• **Yapılacak Görevler**
[1] Hero ile Leandros öyküsünü anlatan metinde "Boğaz'ın en dar yeri olan" sözleriyle başlayan paragrafı, ana bilgilerini koruyarak kısa bir madde listesine dönüştürün.
[2] Hero ile Leandros öyküsünü anlatan metni, son cümlesinin ardından gelecek biçimde sürdürün.
*** Belge
3 Eylül 2023 Pazar
AKDENİZ MİTOLOJİSİNDE AŞK KAHRAMANLARI ve MÜZİSYENLER-16
BOĞAZ'DA BİR AŞK ÖYKÜSÜ HERO İLE LEANDROS
"Bu aşk öyküsü, binyıllardan beri birçok sanatçıya konu ve esin kaynağı oldu. Homeros'tan önce yaşayan ve bu konuyu ilk ele alan ozan, Musayos'tu. Ondan yüzyıllar sonra Vergilius, Ovidius, Schiller ve Byron gibi ozanlar da aynı konuyu işlediler. Hatta İngiliz ozan Byron; bu aşkın yaşandığı Narburnu'na geldi ve bu dar boğazı, Leandros örneği yüzerekten geçti..."
Çağlar boyu dillerden düşmeyen bu öyküyle İstanbul'daki Kızkulesi'ni ilişkilendiren yazarlar varsa da gerçekte söz konusu serüvenler, Çanakkale Boğazı'nda yaşandı...
Boğaz'ın en dar yeri olan Anadolu yakasındaki Narburnu'nda, eskiden Abidos denen bir kent vardı. Tam karşıdaki Avrupa yakasında da Sestos adlı bir kent... Bu güzel kentteki tanrıça Afrodit'in tapınağını, Boğaz'ın beyaz güvercinleri yurt edinmişlerdi. Tapınağın rahibesi güzeller güzeli Hero da, bu güvercinlerin bakımıyla ilgileniyordu...
Her yıl Sestos'ta, güzellik tanrıçası Afrodit'in çok genç yaşta ölen Adonis adlı sevgilisinin anısına şölenler düzenlenirdi. Bu şölen günleri geldiğinde bütün genç kızlar; ilkbaharın cömertçe sunduğu en kokulu çiçek ve dallardan ördükleri çelenkleri, taçları boyunlarına, başlarına takarlar; rengârenk giysilerle dolaşırlardı kentin içinde... Bu arada gözlerine kestirdikleri delikanlılarla tanışırlar; çoğu zaman bu ilişkiyi yaşam boyu sürdürürlerdi... Boğaz'ın karşı yakasındaki Abidos kentinde yaşayan Leandros adlı bir prens de, bu bahar şenliklerine katılmak için bir gün Sestos kentine geldi. Başına defne dalından bir çelenk takmış, yanına da tanrıça Afrodit'e sunmak üzere bir güvercin kafesi almıştı armağan olarak. Kente gelir gelmez girdiği Afrodit tapınağının avlusunda, beyaz ve pembe giysiler içindeki güzel rahibe Hero ile karşılaştı. Hero'nun hem kendisinden, hem de üstündeki giysilerin çarpıcı renklerinden bir anda büyülenir gibi oldu Leandros... Çok geçmeden de birbirleriyle tanıştılar. Tanrıça Afrodit; bu iki gencin duygularını, saldığı aşk oklarıyla kısa sürede bir karasevdaya dönüştürüverdi!..
******
*** Alıntılanan Kayıtlar
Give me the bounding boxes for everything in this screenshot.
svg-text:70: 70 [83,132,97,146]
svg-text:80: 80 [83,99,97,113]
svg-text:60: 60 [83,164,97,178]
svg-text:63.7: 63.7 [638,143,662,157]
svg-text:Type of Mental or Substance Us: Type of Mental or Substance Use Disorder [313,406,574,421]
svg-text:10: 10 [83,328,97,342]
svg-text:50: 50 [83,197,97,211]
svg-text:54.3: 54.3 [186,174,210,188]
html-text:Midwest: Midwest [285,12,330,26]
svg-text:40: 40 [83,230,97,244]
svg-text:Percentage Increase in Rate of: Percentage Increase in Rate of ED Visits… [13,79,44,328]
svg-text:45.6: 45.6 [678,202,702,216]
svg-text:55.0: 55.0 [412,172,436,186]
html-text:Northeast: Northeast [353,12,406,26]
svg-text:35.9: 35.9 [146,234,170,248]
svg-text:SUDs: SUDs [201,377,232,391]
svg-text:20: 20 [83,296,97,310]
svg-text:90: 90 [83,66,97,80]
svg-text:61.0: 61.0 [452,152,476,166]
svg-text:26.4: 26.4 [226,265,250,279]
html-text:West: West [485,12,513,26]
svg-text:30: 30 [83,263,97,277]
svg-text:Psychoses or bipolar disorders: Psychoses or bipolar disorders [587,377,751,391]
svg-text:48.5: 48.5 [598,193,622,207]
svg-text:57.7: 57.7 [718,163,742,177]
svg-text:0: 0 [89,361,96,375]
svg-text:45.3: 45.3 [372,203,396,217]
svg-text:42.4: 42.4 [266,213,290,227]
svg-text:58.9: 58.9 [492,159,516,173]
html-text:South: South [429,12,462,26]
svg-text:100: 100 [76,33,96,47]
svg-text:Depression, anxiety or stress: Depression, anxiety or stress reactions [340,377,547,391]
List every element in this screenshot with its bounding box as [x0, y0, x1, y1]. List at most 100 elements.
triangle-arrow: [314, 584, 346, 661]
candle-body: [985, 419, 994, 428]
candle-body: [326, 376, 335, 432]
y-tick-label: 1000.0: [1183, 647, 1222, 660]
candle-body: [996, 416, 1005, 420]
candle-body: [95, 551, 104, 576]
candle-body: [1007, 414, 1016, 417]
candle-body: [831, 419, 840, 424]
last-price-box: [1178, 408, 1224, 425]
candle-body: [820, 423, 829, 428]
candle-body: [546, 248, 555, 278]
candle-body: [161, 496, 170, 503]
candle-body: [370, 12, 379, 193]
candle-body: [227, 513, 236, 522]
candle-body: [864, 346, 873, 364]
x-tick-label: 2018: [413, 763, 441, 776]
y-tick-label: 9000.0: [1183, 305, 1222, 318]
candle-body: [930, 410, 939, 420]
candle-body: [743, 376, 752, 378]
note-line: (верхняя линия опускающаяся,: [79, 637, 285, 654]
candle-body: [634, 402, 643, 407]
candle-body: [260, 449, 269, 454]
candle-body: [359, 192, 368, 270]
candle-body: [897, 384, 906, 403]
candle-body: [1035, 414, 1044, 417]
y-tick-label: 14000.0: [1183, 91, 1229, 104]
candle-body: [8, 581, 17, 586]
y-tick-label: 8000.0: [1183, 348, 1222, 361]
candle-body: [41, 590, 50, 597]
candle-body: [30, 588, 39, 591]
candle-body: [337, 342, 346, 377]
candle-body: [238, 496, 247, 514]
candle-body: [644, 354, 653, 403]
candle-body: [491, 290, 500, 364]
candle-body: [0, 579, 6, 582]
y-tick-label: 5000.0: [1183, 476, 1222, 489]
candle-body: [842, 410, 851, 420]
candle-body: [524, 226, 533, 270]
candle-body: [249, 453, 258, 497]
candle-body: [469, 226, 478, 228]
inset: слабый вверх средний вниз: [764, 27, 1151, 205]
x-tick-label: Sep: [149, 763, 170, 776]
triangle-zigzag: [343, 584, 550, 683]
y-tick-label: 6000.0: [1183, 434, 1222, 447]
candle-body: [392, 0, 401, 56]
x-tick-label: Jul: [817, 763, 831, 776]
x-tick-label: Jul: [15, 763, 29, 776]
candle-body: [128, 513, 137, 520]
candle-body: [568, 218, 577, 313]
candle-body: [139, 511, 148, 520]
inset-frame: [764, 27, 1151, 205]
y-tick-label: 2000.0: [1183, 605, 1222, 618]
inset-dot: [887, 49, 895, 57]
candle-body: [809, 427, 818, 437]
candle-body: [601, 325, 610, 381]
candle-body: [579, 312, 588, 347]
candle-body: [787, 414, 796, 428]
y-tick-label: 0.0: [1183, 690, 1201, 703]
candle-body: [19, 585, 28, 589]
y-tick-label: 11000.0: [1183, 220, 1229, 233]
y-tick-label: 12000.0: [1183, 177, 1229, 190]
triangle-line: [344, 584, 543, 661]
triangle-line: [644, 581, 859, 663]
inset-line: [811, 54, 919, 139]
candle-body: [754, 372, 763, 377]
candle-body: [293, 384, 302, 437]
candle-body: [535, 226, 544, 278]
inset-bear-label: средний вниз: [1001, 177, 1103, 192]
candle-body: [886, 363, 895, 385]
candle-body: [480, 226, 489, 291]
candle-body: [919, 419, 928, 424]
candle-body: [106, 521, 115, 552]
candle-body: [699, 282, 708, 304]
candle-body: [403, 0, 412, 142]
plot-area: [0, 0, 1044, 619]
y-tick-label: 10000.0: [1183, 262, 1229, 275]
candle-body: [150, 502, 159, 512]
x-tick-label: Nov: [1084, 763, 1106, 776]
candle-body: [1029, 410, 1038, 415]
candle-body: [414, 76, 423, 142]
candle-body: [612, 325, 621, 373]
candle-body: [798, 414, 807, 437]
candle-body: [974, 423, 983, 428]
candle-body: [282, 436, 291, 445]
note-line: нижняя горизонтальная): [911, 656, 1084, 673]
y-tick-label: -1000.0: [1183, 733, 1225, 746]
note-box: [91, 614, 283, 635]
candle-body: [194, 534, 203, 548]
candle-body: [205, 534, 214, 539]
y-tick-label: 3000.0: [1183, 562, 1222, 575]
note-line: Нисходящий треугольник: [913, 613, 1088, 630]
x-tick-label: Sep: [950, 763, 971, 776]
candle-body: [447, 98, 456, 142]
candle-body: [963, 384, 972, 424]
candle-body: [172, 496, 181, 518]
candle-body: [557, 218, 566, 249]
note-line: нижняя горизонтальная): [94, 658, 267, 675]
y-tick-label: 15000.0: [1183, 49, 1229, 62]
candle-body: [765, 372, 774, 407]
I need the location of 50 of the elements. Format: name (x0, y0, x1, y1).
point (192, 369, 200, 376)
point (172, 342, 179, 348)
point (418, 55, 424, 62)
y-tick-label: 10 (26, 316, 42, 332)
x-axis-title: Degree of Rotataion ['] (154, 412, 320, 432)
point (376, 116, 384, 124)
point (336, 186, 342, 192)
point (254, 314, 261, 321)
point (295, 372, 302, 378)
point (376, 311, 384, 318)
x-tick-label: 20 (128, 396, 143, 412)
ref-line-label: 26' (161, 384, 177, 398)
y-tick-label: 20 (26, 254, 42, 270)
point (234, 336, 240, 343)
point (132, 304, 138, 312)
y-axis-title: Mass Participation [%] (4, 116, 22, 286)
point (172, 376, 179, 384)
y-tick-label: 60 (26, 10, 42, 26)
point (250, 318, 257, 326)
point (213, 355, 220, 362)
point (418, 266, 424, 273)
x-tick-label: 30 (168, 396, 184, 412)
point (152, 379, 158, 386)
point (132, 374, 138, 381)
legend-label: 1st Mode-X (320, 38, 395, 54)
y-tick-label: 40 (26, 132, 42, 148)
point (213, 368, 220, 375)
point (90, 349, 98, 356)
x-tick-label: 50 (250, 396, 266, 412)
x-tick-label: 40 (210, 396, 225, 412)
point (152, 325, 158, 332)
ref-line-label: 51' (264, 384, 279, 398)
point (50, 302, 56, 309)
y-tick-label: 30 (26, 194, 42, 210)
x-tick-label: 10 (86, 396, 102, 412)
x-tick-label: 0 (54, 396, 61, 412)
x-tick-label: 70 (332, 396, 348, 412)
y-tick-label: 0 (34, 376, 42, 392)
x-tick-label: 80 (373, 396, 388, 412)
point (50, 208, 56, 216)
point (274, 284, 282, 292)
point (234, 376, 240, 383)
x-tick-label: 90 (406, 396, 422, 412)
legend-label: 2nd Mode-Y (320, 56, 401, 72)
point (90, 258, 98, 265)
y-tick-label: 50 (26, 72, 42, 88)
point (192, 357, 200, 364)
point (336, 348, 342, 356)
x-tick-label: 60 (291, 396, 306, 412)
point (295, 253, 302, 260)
******
• **Nihai Yanıtlar**
[1]
- Boğaz'ın en dar yeri olan Narburnu'nda, Anadolu yakasında eskiden Abidos adlı bir kent vardı.
- Tam karşısında, Avrupa yakasında Sestos adlı bir kent bulunuyordu.
- Sestos'taki Afrodit tapınağını Boğaz'ın beyaz güvercinleri yurt edinmişti.
- Tapınağın çok güzel rahibesi Hero, bu güvercinlerin bakımıyla ilgileniyordu.

[2]
Ne var ki iki sevgilinin birleşmelerini önleyen bir engel vardı arada: Bir söylentiye göre kızın ailesi hem çok varlıklı, hem de çok bıçkın cinstenmiş ve kızları Hero'nun evlenmesini istemiyorlarmış. O yüzden de onu Afrodit'in tapınağına rahibe olarak kapatmışlar... Böyle bir engele karşın birbirlerine deli divane vurulan bu iki genç, bir buluşma yöntemi üzerinde anlaştılar. Buluşmak istediklerinde rahibe Hero boğazın suları karanlıklara gömüldüğünde, elindeki ışıklı meşaleyi tapınağın kulesinden karşı sahile doğru sallayacaktı... Leandros da bu ışığı gördüğünde Boğaz'ı yüzerekten geçecek ve tapınakta buluşacaklardı...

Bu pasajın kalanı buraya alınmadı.